## begin DATASET RECORDS
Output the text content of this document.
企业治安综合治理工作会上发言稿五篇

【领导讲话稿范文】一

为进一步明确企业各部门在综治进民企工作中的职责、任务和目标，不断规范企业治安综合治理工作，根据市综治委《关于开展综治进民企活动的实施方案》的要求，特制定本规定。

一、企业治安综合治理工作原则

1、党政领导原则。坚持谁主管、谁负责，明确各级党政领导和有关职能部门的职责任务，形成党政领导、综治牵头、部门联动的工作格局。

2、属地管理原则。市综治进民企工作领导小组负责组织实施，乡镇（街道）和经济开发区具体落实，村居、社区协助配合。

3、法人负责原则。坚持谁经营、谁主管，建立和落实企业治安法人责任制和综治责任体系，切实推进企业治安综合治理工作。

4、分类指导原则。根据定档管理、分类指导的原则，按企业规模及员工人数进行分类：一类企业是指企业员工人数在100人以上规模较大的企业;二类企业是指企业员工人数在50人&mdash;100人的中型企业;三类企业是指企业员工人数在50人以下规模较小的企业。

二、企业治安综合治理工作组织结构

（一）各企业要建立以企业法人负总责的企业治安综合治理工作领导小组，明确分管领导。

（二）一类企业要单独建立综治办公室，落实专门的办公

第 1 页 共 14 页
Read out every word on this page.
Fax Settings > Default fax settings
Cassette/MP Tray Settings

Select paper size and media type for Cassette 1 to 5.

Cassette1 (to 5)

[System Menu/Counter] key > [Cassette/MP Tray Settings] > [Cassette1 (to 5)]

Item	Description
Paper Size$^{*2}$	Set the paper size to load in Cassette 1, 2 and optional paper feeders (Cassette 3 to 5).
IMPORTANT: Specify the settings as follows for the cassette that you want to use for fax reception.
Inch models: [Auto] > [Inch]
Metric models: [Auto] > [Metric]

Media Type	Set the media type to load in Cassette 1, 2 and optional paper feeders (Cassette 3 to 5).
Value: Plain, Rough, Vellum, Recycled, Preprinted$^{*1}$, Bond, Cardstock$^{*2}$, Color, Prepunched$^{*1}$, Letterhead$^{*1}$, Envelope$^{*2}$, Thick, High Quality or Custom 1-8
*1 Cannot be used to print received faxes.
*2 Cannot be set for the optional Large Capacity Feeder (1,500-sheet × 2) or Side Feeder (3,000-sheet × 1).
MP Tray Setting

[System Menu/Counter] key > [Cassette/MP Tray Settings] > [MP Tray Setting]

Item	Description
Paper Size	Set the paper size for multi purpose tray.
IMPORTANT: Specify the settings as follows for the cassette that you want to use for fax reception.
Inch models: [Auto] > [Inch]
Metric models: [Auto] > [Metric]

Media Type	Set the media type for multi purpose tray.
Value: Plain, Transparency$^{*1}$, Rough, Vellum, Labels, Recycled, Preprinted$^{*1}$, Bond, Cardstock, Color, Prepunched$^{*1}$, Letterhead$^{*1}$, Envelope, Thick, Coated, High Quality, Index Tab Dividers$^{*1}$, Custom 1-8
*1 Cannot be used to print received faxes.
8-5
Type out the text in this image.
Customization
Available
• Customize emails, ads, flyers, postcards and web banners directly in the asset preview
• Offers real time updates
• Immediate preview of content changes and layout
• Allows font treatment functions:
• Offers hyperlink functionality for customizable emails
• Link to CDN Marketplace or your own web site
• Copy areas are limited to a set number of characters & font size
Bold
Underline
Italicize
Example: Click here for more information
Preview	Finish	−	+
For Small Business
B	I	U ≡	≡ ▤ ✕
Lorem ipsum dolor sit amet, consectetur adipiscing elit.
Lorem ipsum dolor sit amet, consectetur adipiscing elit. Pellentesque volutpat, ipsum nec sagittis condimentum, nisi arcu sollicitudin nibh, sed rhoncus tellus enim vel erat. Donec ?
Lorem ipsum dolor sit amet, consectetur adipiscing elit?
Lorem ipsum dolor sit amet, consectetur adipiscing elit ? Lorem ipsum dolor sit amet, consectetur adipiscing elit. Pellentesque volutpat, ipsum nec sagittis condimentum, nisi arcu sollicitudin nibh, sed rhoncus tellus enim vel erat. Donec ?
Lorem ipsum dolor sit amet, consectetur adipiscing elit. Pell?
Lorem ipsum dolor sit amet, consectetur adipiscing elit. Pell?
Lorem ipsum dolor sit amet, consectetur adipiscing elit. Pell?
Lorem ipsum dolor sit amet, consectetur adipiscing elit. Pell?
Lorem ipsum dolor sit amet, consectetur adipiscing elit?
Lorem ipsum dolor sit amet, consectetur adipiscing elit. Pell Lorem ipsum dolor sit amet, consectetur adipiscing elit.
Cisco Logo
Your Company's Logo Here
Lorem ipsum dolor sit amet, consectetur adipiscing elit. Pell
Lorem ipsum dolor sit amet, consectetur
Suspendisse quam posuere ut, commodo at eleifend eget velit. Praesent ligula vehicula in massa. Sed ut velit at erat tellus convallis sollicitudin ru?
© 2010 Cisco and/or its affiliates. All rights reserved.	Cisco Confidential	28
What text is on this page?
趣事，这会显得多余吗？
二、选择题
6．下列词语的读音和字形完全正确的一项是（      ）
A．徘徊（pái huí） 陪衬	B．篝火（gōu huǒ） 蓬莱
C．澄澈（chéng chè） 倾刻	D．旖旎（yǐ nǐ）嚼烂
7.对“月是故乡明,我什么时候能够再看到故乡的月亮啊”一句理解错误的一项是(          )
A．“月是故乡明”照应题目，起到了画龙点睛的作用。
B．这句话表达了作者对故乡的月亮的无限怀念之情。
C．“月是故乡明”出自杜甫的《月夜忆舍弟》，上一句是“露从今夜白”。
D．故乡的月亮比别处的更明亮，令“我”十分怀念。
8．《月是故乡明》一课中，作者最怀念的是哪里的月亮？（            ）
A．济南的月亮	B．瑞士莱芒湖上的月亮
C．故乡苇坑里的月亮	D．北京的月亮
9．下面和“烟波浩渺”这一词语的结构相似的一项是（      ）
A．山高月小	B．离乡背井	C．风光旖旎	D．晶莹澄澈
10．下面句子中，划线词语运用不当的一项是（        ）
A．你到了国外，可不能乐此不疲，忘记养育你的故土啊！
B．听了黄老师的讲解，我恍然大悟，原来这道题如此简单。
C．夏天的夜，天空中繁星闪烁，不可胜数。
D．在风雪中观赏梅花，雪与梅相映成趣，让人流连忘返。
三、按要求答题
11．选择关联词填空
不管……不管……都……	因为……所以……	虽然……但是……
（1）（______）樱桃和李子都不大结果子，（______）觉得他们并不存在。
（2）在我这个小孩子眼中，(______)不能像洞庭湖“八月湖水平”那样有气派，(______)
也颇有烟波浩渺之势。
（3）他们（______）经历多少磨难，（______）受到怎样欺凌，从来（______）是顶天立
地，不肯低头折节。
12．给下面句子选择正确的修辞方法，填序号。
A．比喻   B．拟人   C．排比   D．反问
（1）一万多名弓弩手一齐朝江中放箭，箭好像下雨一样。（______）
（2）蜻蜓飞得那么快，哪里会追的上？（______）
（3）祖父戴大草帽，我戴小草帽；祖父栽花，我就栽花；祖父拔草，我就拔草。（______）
## end DATASET RECORDS
▸ WHAT IS BEING ASKED: Write down all the entries again without a single difference.

▸ WRITTEN ANSWER:
Output the text content of this document.
企业治安综合治理工作会上发言稿五篇

【领导讲话稿范文】一

为进一步明确企业各部门在综治进民企工作中的职责、任务和目标，不断规范企业治安综合治理工作，根据市综治委《关于开展综治进民企活动的实施方案》的要求，特制定本规定。

一、企业治安综合治理工作原则

1、党政领导原则。坚持谁主管、谁负责，明确各级党政领导和有关职能部门的职责任务，形成党政领导、综治牵头、部门联动的工作格局。

2、属地管理原则。市综治进民企工作领导小组负责组织实施，乡镇（街道）和经济开发区具体落实，村居、社区协助配合。

3、法人负责原则。坚持谁经营、谁主管，建立和落实企业治安法人责任制和综治责任体系，切实推进企业治安综合治理工作。

4、分类指导原则。根据定档管理、分类指导的原则，按企业规模及员工人数进行分类：一类企业是指企业员工人数在100人以上规模较大的企业;二类企业是指企业员工人数在50人&mdash;100人的中型企业;三类企业是指企业员工人数在50人以下规模较小的企业。

二、企业治安综合治理工作组织结构

（一）各企业要建立以企业法人负总责的企业治安综合治理工作领导小组，明确分管领导。

（二）一类企业要单独建立综治办公室，落实专门的办公

第 1 页 共 14 页
Read out every word on this page.
Fax Settings > Default fax settings
Cassette/MP Tray Settings

Select paper size and media type for Cassette 1 to 5.

Cassette1 (to 5)

[System Menu/Counter] key > [Cassette/MP Tray Settings] > [Cassette1 (to 5)]

Item	Description
Paper Size$^{*2}$	Set the paper size to load in Cassette 1, 2 and optional paper feeders (Cassette 3 to 5).
IMPORTANT: Specify the settings as follows for the cassette that you want to use for fax reception.
Inch models: [Auto] > [Inch]
Metric models: [Auto] > [Metric]

Media Type	Set the media type to load in Cassette 1, 2 and optional paper feeders (Cassette 3 to 5).
Value: Plain, Rough, Vellum, Recycled, Preprinted$^{*1}$, Bond, Cardstock$^{*2}$, Color, Prepunched$^{*1}$, Letterhead$^{*1}$, Envelope$^{*2}$, Thick, High Quality or Custom 1-8
*1 Cannot be used to print received faxes.
*2 Cannot be set for the optional Large Capacity Feeder (1,500-sheet × 2) or Side Feeder (3,000-sheet × 1).
MP Tray Setting

[System Menu/Counter] key > [Cassette/MP Tray Settings] > [MP Tray Setting]

Item	Description
Paper Size	Set the paper size for multi purpose tray.
IMPORTANT: Specify the settings as follows for the cassette that you want to use for fax reception.
Inch models: [Auto] > [Inch]
Metric models: [Auto] > [Metric]

Media Type	Set the media type for multi purpose tray.
Value: Plain, Transparency$^{*1}$, Rough, Vellum, Labels, Recycled, Preprinted$^{*1}$, Bond, Cardstock, Color, Prepunched$^{*1}$, Letterhead$^{*1}$, Envelope, Thick, Coated, High Quality, Index Tab Dividers$^{*1}$, Custom 1-8
*1 Cannot be used to print received faxes.
8-5
Type out the text in this image.
Customization
Available
• Customize emails, ads, flyers, postcards and web banners directly in the asset preview
• Offers real time updates
• Immediate preview of content changes and layout
• Allows font treatment functions:
• Offers hyperlink functionality for customizable emails
• Link to CDN Marketplace or your own web site
• Copy areas are limited to a set number of characters & font size
Bold
Underline
Italicize
Example: Click here for more information
Preview	Finish	−	+
For Small Business
B	I	U ≡	≡ ▤ ✕
Lorem ipsum dolor sit amet, consectetur adipiscing elit.
Lorem ipsum dolor sit amet, consectetur adipiscing elit. Pellentesque volutpat, ipsum nec sagittis condimentum, nisi arcu sollicitudin nibh, sed rhoncus tellus enim vel erat. Donec ?
Lorem ipsum dolor sit amet, consectetur adipiscing elit?
Lorem ipsum dolor sit amet, consectetur adipiscing elit ? Lorem ipsum dolor sit amet, consectetur adipiscing elit. Pellentesque volutpat, ipsum nec sagittis condimentum, nisi arcu sollicitudin nibh, sed rhoncus tellus enim vel erat. Donec ?
Lorem ipsum dolor sit amet, consectetur adipiscing elit. Pell?
Lorem ipsum dolor sit amet, consectetur adipiscing elit. Pell?
Lorem ipsum dolor sit amet, consectetur adipiscing elit. Pell?
Lorem ipsum dolor sit amet, consectetur adipiscing elit. Pell?
Lorem ipsum dolor sit amet, consectetur adipiscing elit?
Lorem ipsum dolor sit amet, consectetur adipiscing elit. Pell Lorem ipsum dolor sit amet, consectetur adipiscing elit.
Cisco Logo
Your Company's Logo Here
Lorem ipsum dolor sit amet, consectetur adipiscing elit. Pell
Lorem ipsum dolor sit amet, consectetur
Suspendisse quam posuere ut, commodo at eleifend eget velit. Praesent ligula vehicula in massa. Sed ut velit at erat tellus convallis sollicitudin ru?
© 2010 Cisco and/or its affiliates. All rights reserved.	Cisco Confidential	28
What text is on this page?
趣事，这会显得多余吗？
二、选择题
6．下列词语的读音和字形完全正确的一项是（      ）
A．徘徊（pái huí） 陪衬	B．篝火（gōu huǒ） 蓬莱
C．澄澈（chéng chè） 倾刻	D．旖旎（yǐ nǐ）嚼烂
7.对“月是故乡明,我什么时候能够再看到故乡的月亮啊”一句理解错误的一项是(          )
A．“月是故乡明”照应题目，起到了画龙点睛的作用。
B．这句话表达了作者对故乡的月亮的无限怀念之情。
C．“月是故乡明”出自杜甫的《月夜忆舍弟》，上一句是“露从今夜白”。
D．故乡的月亮比别处的更明亮，令“我”十分怀念。
8．《月是故乡明》一课中，作者最怀念的是哪里的月亮？（            ）
A．济南的月亮	B．瑞士莱芒湖上的月亮
C．故乡苇坑里的月亮	D．北京的月亮
9．下面和“烟波浩渺”这一词语的结构相似的一项是（      ）
A．山高月小	B．离乡背井	C．风光旖旎	D．晶莹澄澈
10．下面句子中，划线词语运用不当的一项是（        ）
A．你到了国外，可不能乐此不疲，忘记养育你的故土啊！
B．听了黄老师的讲解，我恍然大悟，原来这道题如此简单。
C．夏天的夜，天空中繁星闪烁，不可胜数。
D．在风雪中观赏梅花，雪与梅相映成趣，让人流连忘返。
三、按要求答题
11．选择关联词填空
不管……不管……都……	因为……所以……	虽然……但是……
（1）（______）樱桃和李子都不大结果子，（______）觉得他们并不存在。
（2）在我这个小孩子眼中，(______)不能像洞庭湖“八月湖水平”那样有气派，(______)
也颇有烟波浩渺之势。
（3）他们（______）经历多少磨难，（______）受到怎样欺凌，从来（______）是顶天立
地，不肯低头折节。
12．给下面句子选择正确的修辞方法，填序号。
A．比喻   B．拟人   C．排比   D．反问
（1）一万多名弓弩手一齐朝江中放箭，箭好像下雨一样。（______）
（2）蜻蜓飞得那么快，哪里会追的上？（______）
（3）祖父戴大草帽，我戴小草帽；祖父栽花，我就栽花；祖父拔草，我就拔草。（______）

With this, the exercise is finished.